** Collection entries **
— start —
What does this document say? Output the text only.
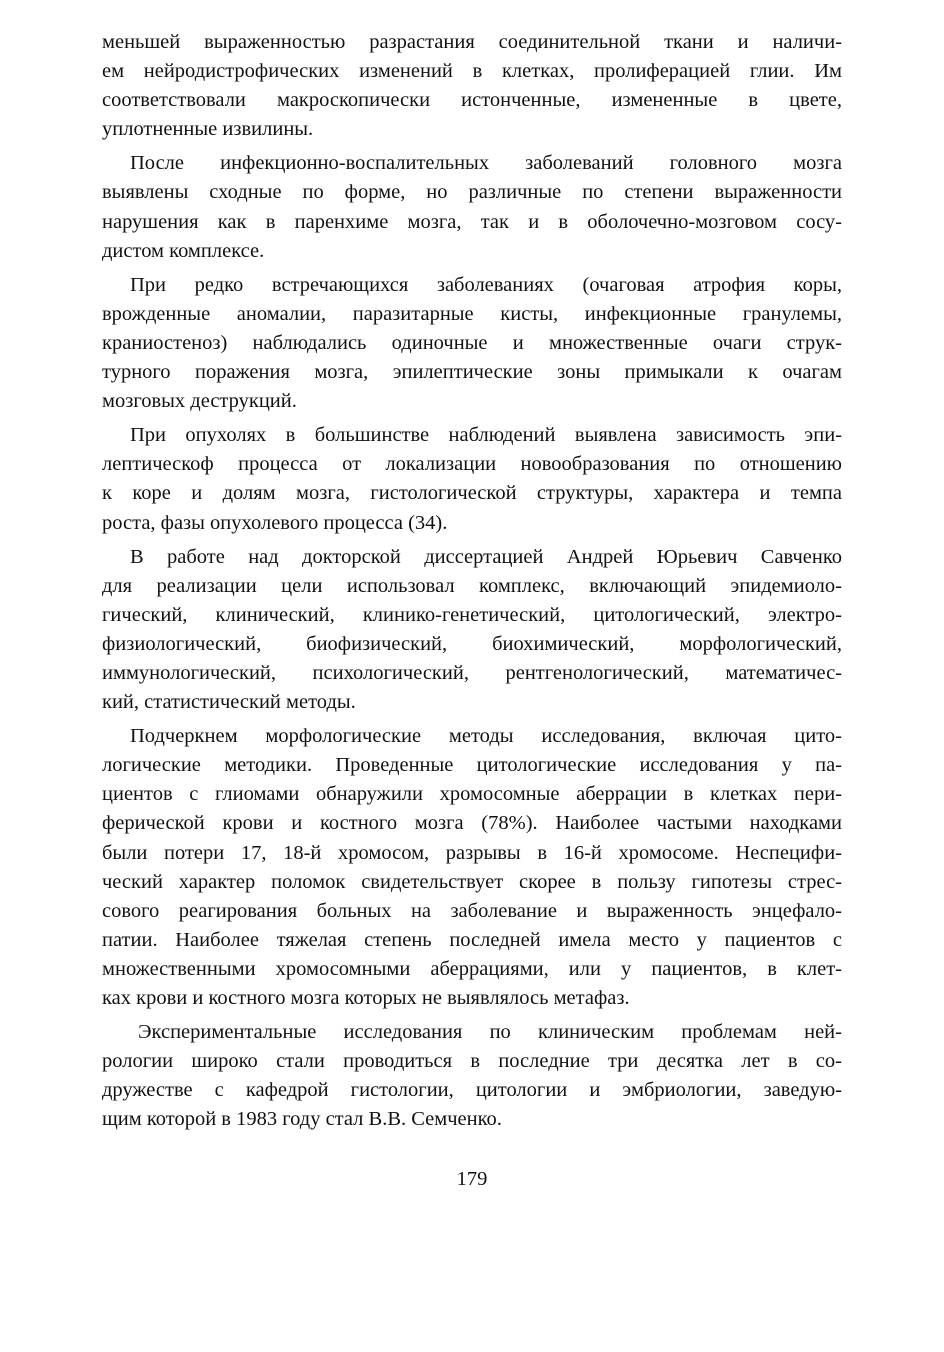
меньшей выраженностью разрастания соединительной ткани и наличи-
ем нейродистрофических изменений в клетках, пролиферацией глии. Им
соответствовали макроскопически истонченные, измененные в цвете,
уплотненные извилины.

После инфекционно-воспалительных заболеваний головного мозга
выявлены сходные по форме, но различные по степени выраженности
нарушения как в паренхиме мозга, так и в оболочечно-мозговом сосу-
дистом комплексе.

При редко встречающихся заболеваниях (очаговая атрофия коры,
врожденные аномалии, паразитарные кисты, инфекционные гранулемы,
краниостеноз) наблюдались одиночные и множественные очаги струк-
турного поражения мозга, эпилептические зоны примыкали к очагам
мозговых деструкций.

При опухолях в большинстве наблюдений выявлена зависимость эпи-
лептическоф процесса от локализации новообразования по отношению
к коре и долям мозга, гистологической структуры, характера и темпа
роста, фазы опухолевого процесса (34).

В работе над докторской диссертацией Андрей Юрьевич Савченко
для реализации цели использовал комплекс, включающий эпидемиоло-
гический, клинический, клинико-генетический, цитологический, электро-
физиологический, биофизический, биохимический, морфологический,
иммунологический, психологический, рентгенологический, математичес-
кий, статистический методы.

Подчеркнем морфологические методы исследования, включая цито-
логические методики. Проведенные цитологические исследования у па-
циентов с глиомами обнаружили хромосомные аберрации в клетках пери-
ферической крови и костного мозга (78%). Наиболее частыми находками
были потери 17, 18-й хромосом, разрывы в 16-й хромосоме. Неспецифи-
ческий характер поломок свидетельствует скорее в пользу гипотезы стрес-
сового реагирования больных на заболевание и выраженность энцефало-
патии. Наиболее тяжелая степень последней имела место у пациентов с
множественными хромосомными аберрациями, или у пациентов, в клет-
ках крови и костного мозга которых не выявлялось метафаз.

Экспериментальные исследования по клиническим проблемам ней-
рологии широко стали проводиться в последние три десятка лет в со-
дружестве с кафедрой гистологии, цитологии и эмбриологии, заведую-
щим которой в 1983 году стал В.В. Семченко.

179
— end —
** GOAL **
Write out the listing word for word, omitting the pictures it holds.

** ANSWER TO THIS TASK **
What does this document say? Output the text only.
меньшей выраженностью разрастания соединительной ткани и наличи-
ем нейродистрофических изменений в клетках, пролиферацией глии. Им
соответствовали макроскопически истонченные, измененные в цвете,
уплотненные извилины.

После инфекционно-воспалительных заболеваний головного мозга
выявлены сходные по форме, но различные по степени выраженности
нарушения как в паренхиме мозга, так и в оболочечно-мозговом сосу-
дистом комплексе.

При редко встречающихся заболеваниях (очаговая атрофия коры,
врожденные аномалии, паразитарные кисты, инфекционные гранулемы,
краниостеноз) наблюдались одиночные и множественные очаги струк-
турного поражения мозга, эпилептические зоны примыкали к очагам
мозговых деструкций.

При опухолях в большинстве наблюдений выявлена зависимость эпи-
лептическоф процесса от локализации новообразования по отношению
к коре и долям мозга, гистологической структуры, характера и темпа
роста, фазы опухолевого процесса (34).

В работе над докторской диссертацией Андрей Юрьевич Савченко
для реализации цели использовал комплекс, включающий эпидемиоло-
гический, клинический, клинико-генетический, цитологический, электро-
физиологический, биофизический, биохимический, морфологический,
иммунологический, психологический, рентгенологический, математичес-
кий, статистический методы.

Подчеркнем морфологические методы исследования, включая цито-
логические методики. Проведенные цитологические исследования у па-
циентов с глиомами обнаружили хромосомные аберрации в клетках пери-
ферической крови и костного мозга (78%). Наиболее частыми находками
были потери 17, 18-й хромосом, разрывы в 16-й хромосоме. Неспецифи-
ческий характер поломок свидетельствует скорее в пользу гипотезы стрес-
сового реагирования больных на заболевание и выраженность энцефало-
патии. Наиболее тяжелая степень последней имела место у пациентов с
множественными хромосомными аберрациями, или у пациентов, в клет-
ках крови и костного мозга которых не выявлялось метафаз.

Экспериментальные исследования по клиническим проблемам ней-
рологии широко стали проводиться в последние три десятка лет в со-
дружестве с кафедрой гистологии, цитологии и эмбриологии, заведую-
щим которой в 1983 году стал В.В. Семченко.

179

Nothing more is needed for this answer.